What the task asks: Read the entries below and pull out each line with the string "Technology".

--- start of Materials provided ---

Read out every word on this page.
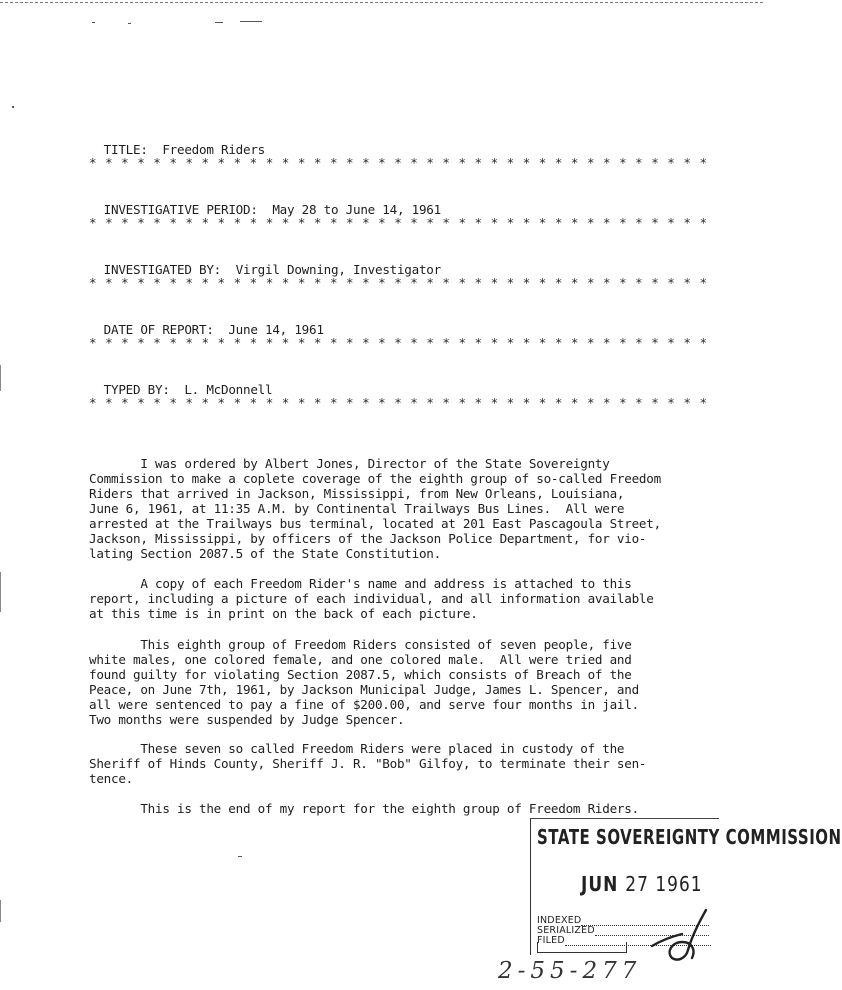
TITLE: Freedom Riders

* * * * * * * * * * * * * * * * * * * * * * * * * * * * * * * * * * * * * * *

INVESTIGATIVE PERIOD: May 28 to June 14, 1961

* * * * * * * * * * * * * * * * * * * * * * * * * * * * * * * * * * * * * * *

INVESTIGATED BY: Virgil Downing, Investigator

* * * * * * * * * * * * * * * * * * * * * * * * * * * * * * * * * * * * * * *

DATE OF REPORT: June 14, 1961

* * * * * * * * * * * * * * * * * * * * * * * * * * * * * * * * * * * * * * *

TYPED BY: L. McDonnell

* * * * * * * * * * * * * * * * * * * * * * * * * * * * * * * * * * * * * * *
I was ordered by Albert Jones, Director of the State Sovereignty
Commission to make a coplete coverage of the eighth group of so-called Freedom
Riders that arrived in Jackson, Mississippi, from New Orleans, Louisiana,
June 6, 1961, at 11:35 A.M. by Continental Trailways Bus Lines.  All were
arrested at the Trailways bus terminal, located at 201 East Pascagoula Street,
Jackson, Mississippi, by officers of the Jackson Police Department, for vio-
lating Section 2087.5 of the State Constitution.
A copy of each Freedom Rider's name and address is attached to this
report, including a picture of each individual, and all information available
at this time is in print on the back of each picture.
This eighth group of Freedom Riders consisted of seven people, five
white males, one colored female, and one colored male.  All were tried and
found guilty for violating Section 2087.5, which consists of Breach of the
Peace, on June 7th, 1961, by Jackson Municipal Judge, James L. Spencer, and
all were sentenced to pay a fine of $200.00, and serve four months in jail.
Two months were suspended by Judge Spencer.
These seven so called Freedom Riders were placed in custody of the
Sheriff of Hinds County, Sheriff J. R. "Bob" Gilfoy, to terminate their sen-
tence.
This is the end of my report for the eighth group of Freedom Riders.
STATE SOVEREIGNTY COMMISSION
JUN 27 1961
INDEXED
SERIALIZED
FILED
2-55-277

--- end of Materials provided ---
--- start of Materials provided ---

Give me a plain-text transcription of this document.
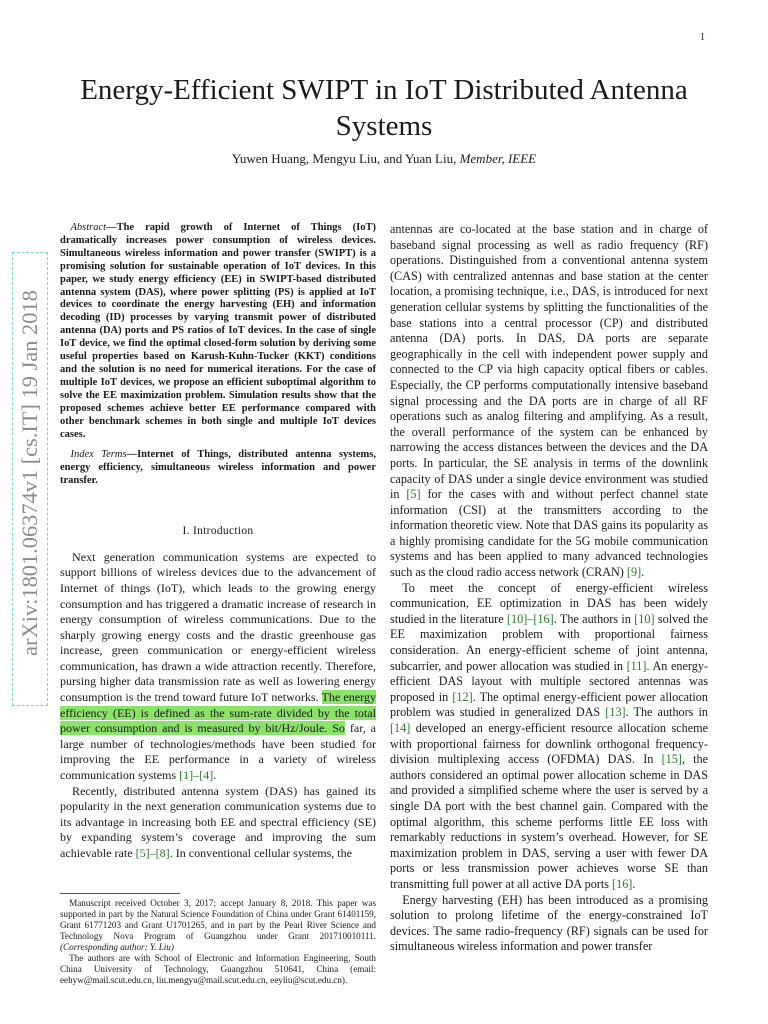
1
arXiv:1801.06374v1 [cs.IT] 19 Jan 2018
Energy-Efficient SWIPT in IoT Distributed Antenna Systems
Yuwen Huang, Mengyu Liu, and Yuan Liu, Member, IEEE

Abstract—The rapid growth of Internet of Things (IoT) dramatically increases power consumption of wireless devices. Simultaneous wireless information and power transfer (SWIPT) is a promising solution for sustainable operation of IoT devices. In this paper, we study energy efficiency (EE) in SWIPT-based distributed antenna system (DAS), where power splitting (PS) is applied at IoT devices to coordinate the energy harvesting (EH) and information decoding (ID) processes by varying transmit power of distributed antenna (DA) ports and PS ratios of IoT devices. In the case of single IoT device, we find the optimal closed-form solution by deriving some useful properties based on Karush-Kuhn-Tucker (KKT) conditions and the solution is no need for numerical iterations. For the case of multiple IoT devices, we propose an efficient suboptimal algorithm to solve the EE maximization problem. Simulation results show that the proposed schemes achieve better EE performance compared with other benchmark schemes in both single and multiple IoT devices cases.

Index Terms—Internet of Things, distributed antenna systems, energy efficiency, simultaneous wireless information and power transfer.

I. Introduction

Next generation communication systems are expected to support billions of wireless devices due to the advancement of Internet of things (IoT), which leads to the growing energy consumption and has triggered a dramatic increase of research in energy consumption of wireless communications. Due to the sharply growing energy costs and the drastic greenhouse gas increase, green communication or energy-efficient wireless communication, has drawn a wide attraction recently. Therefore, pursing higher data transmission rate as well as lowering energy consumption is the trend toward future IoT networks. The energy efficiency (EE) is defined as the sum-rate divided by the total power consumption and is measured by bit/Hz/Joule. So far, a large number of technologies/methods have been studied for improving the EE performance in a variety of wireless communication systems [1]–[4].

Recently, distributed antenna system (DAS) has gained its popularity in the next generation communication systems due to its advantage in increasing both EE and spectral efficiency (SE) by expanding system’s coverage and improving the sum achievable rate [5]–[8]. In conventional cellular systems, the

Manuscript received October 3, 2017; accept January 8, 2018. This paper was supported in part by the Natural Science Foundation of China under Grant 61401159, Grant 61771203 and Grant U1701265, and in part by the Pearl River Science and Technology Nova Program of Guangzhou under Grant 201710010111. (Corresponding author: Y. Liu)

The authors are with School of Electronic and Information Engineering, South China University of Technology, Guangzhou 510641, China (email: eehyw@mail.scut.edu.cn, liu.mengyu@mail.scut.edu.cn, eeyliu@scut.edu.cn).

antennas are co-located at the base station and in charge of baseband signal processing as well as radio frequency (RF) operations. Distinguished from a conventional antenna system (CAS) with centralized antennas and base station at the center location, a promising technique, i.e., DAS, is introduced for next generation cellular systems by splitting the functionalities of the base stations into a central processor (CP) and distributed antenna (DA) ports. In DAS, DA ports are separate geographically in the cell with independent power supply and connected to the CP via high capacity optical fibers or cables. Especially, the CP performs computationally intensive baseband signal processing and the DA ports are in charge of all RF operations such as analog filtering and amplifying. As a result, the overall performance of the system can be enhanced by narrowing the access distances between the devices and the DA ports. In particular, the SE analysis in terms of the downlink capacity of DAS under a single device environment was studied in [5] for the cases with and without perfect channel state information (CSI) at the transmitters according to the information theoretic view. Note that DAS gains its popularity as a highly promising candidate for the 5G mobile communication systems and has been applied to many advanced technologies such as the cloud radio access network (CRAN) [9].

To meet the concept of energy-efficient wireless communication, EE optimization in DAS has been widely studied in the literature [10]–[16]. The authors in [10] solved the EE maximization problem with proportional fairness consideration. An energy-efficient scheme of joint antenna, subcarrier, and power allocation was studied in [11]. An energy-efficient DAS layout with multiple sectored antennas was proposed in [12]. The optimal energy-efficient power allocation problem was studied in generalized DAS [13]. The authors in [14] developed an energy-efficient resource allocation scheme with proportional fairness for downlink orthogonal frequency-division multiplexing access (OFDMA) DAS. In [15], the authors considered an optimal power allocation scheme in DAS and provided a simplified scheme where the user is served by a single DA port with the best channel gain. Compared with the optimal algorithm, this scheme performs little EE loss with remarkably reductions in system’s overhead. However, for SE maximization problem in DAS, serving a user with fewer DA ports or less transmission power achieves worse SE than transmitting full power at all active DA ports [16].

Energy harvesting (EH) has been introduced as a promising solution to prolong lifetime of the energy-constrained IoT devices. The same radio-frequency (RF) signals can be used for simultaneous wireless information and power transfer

--- end of Materials provided ---

Result for this exercise:
Manuscript received October 3, 2017; accept January 8, 2018. This paper was supported in part by the Natural Science Foundation of China under Grant 61401159, Grant 61771203 and Grant U1701265, and in part by the Pearl River Science and Technology Nova Program of Guangzhou under Grant 201710010111. (Corresponding author: Y. Liu)
The authors are with School of Electronic and Information Engineering, South China University of Technology, Guangzhou 510641, China (email: eehyw@mail.scut.edu.cn, liu.mengyu@mail.scut.edu.cn, eeyliu@scut.edu.cn).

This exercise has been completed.